**WHAT IS NEEDED**
Pick out and copy every line in the records below that contains the word "Yuslinda".

**Layout records**
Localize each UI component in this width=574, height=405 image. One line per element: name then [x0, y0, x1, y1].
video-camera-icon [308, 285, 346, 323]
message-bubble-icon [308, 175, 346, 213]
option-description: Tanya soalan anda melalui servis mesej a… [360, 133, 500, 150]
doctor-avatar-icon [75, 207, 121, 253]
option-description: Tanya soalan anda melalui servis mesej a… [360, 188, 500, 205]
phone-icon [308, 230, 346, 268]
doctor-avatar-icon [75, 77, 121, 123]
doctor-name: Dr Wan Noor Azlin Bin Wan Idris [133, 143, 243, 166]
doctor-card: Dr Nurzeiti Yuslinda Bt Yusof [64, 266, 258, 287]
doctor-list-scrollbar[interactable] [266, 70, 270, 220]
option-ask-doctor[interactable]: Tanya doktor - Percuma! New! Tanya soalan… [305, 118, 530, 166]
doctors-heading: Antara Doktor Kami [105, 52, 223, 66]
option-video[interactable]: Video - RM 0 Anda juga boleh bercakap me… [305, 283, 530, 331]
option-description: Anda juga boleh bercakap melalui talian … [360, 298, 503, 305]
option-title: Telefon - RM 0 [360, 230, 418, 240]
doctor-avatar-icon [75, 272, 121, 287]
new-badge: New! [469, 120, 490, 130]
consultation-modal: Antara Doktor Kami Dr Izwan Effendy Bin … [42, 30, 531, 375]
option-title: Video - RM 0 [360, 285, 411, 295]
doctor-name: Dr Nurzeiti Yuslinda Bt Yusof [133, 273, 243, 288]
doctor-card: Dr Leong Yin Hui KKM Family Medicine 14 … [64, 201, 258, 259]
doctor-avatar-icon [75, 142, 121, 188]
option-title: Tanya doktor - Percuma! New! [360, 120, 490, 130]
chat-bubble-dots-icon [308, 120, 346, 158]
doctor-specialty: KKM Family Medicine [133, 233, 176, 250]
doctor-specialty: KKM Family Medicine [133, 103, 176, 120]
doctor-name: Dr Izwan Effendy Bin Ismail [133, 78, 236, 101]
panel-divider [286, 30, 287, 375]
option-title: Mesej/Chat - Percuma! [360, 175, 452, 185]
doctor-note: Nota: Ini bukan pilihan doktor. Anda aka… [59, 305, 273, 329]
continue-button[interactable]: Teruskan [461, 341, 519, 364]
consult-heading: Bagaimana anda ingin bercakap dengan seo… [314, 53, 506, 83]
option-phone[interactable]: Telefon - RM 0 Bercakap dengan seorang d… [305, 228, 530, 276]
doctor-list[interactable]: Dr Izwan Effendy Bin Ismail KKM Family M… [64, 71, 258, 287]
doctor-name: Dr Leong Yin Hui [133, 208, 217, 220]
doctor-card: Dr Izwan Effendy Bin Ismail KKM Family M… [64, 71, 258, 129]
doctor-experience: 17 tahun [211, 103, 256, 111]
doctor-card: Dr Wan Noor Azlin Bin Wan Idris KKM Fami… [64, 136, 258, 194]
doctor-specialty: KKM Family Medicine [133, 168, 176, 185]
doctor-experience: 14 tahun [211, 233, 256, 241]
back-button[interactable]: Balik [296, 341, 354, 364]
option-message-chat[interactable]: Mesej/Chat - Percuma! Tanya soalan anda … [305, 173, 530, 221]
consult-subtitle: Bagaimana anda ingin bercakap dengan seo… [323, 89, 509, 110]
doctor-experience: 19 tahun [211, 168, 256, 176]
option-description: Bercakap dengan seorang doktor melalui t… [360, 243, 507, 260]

**SOLUTION**
doctor-card: Dr Nurzeiti Yuslinda Bt Yusof [64, 266, 258, 287]
doctor-name: Dr Nurzeiti Yuslinda Bt Yusof [133, 273, 243, 288]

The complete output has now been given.